In your copy, reproduce the entries exactly as they are, minus the images.

** Begin **

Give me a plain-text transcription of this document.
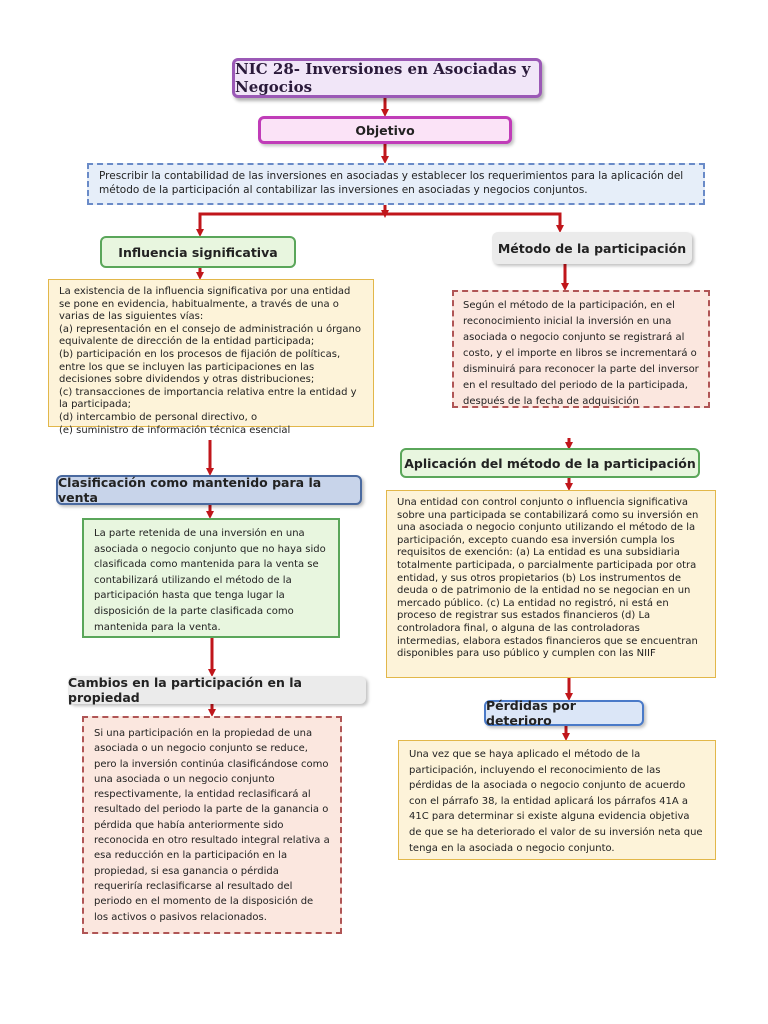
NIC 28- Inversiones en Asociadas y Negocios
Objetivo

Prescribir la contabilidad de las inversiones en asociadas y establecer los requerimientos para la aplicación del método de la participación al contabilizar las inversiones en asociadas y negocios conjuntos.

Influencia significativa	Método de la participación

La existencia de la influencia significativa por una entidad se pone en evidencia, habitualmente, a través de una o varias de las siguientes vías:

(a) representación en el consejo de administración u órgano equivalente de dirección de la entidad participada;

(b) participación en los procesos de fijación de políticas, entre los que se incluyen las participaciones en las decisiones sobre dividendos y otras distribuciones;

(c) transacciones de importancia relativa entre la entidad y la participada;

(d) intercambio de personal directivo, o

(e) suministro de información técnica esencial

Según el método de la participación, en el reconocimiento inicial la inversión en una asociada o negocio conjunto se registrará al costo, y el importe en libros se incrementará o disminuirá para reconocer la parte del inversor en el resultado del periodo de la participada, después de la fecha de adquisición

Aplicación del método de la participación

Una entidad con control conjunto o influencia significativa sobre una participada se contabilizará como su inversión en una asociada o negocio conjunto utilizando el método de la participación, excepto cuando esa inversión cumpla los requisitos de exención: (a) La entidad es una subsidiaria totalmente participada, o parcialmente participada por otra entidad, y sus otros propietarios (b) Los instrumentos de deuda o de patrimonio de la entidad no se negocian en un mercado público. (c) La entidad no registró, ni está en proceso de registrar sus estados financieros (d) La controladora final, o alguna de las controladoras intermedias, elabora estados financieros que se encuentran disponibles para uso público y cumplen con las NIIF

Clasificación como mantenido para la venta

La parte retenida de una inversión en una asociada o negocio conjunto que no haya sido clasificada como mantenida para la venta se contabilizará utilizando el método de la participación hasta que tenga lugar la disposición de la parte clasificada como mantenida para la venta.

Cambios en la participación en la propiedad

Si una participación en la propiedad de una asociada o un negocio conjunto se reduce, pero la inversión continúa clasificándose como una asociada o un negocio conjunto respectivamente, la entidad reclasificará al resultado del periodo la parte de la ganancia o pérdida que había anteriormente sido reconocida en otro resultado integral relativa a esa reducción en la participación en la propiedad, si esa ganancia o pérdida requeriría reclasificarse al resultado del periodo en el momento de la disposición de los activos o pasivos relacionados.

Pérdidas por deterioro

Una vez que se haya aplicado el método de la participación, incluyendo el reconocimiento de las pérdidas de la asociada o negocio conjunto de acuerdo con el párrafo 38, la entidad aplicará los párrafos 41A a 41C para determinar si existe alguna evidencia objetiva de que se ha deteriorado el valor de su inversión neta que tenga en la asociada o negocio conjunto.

** End **

### [Finished answer]
Give me a plain-text transcription of this document.
NIC 28- Inversiones en Asociadas y Negocios
Objetivo

Prescribir la contabilidad de las inversiones en asociadas y establecer los requerimientos para la aplicación del método de la participación al contabilizar las inversiones en asociadas y negocios conjuntos.

Influencia significativa	Método de la participación

La existencia de la influencia significativa por una entidad se pone en evidencia, habitualmente, a través de una o varias de las siguientes vías:

(a) representación en el consejo de administración u órgano equivalente de dirección de la entidad participada;

(b) participación en los procesos de fijación de políticas, entre los que se incluyen las participaciones en las decisiones sobre dividendos y otras distribuciones;

(c) transacciones de importancia relativa entre la entidad y la participada;

(d) intercambio de personal directivo, o

(e) suministro de información técnica esencial

Según el método de la participación, en el reconocimiento inicial la inversión en una asociada o negocio conjunto se registrará al costo, y el importe en libros se incrementará o disminuirá para reconocer la parte del inversor en el resultado del periodo de la participada, después de la fecha de adquisición

Aplicación del método de la participación

Una entidad con control conjunto o influencia significativa sobre una participada se contabilizará como su inversión en una asociada o negocio conjunto utilizando el método de la participación, excepto cuando esa inversión cumpla los requisitos de exención: (a) La entidad es una subsidiaria totalmente participada, o parcialmente participada por otra entidad, y sus otros propietarios (b) Los instrumentos de deuda o de patrimonio de la entidad no se negocian en un mercado público. (c) La entidad no registró, ni está en proceso de registrar sus estados financieros (d) La controladora final, o alguna de las controladoras intermedias, elabora estados financieros que se encuentran disponibles para uso público y cumplen con las NIIF

Clasificación como mantenido para la venta

La parte retenida de una inversión en una asociada o negocio conjunto que no haya sido clasificada como mantenida para la venta se contabilizará utilizando el método de la participación hasta que tenga lugar la disposición de la parte clasificada como mantenida para la venta.

Cambios en la participación en la propiedad

Si una participación en la propiedad de una asociada o un negocio conjunto se reduce, pero la inversión continúa clasificándose como una asociada o un negocio conjunto respectivamente, la entidad reclasificará al resultado del periodo la parte de la ganancia o pérdida que había anteriormente sido reconocida en otro resultado integral relativa a esa reducción en la participación en la propiedad, si esa ganancia o pérdida requeriría reclasificarse al resultado del periodo en el momento de la disposición de los activos o pasivos relacionados.

Pérdidas por deterioro

Una vez que se haya aplicado el método de la participación, incluyendo el reconocimiento de las pérdidas de la asociada o negocio conjunto de acuerdo con el párrafo 38, la entidad aplicará los párrafos 41A a 41C para determinar si existe alguna evidencia objetiva de que se ha deteriorado el valor de su inversión neta que tenga en la asociada o negocio conjunto.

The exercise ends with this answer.